Devant le Conseil des droits de l’homme des Nations Unies, la République démocratique du Congo a livré un plaidoyer ferme et structuré pour la défense de l’État de droit, tout en dénonçant les atrocités commises dans les zones occupées par l’AFC/M23 avec l’appui du Rwanda. À l’ouverture de la 61ᵉ session du Conseil, ce mardi 24 février, la ministre d’État, ministre des Affaires étrangères, Thérèse Kayikwamba Wagner, a réaffirmé l’attachement de Kinshasa aux principes de la Charte des Nations Unies et aux instruments internationaux relatifs aux droits humains.

Ce qu'il faut faire:
1. Dans le texte fourni :
(a) Devant quel organe la République démocratique du Congo a-t-elle livré son plaidoyer ?
(b) Quelle session du Conseil s'ouvrait ce mardi 24 février ?
(c) Quelles fonctions occupe Thérèse Kayikwamba Wagner ?
2. Recopiez le passage du texte fourni qui s'ouvre sur les mots contenant « Devant le Conseil » et se clôt sur « aux droits humains. ».
Appuyez-vous uniquement sur le texte fourni.

Données enregistrées
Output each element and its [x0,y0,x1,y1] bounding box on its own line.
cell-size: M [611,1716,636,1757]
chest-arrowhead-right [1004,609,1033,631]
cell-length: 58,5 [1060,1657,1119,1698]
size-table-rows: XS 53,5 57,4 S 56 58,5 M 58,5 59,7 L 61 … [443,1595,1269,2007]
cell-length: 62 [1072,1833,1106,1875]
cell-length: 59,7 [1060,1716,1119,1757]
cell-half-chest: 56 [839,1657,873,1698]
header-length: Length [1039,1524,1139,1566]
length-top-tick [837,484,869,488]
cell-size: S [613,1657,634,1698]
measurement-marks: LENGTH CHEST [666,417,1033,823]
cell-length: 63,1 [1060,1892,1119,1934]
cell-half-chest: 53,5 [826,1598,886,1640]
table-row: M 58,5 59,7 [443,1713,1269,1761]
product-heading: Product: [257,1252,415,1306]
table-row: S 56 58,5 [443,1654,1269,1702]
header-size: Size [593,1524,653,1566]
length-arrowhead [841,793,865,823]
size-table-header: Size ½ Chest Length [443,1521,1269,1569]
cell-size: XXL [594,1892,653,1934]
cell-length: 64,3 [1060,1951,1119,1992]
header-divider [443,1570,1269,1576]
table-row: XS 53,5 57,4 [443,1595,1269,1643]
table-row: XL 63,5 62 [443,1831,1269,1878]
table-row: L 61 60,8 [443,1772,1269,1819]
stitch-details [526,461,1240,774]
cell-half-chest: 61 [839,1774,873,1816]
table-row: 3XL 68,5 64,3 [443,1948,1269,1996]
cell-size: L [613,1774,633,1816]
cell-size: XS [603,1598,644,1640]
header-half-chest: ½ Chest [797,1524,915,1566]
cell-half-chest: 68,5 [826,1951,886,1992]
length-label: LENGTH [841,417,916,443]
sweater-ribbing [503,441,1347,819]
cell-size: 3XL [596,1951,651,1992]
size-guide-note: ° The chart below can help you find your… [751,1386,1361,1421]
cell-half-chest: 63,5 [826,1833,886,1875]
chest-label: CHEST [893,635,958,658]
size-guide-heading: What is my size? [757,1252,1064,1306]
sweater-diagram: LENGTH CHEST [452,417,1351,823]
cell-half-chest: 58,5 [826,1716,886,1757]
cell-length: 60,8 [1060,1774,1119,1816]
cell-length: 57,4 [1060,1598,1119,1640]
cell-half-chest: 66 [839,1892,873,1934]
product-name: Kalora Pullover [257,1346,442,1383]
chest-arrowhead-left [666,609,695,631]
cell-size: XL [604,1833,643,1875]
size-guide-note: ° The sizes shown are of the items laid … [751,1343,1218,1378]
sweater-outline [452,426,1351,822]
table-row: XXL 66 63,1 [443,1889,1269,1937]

Corrigé:
1.
(a) Le Conseil des droits de l'homme des Nations Unies.
(b) La 61ᵉ session.
(c) Ministre d'État, ministre des Affaires étrangères.

2.
Devant le Conseil des droits de l’homme des Nations Unies, la République démocratique du Congo a livré un plaidoyer ferme et structuré pour la défense de l’État de droit, tout en dénonçant les atrocités commises dans les zones occupées par l’AFC/M23 avec l’appui du Rwanda. À l’ouverture de la 61ᵉ session du Conseil, ce mardi 24 février, la ministre d’État, ministre des Affaires étrangères, Thérèse Kayikwamba Wagner, a réaffirmé l’attachement de Kinshasa aux principes de la Charte des Nations Unies et aux instruments internationaux relatifs aux droits humains.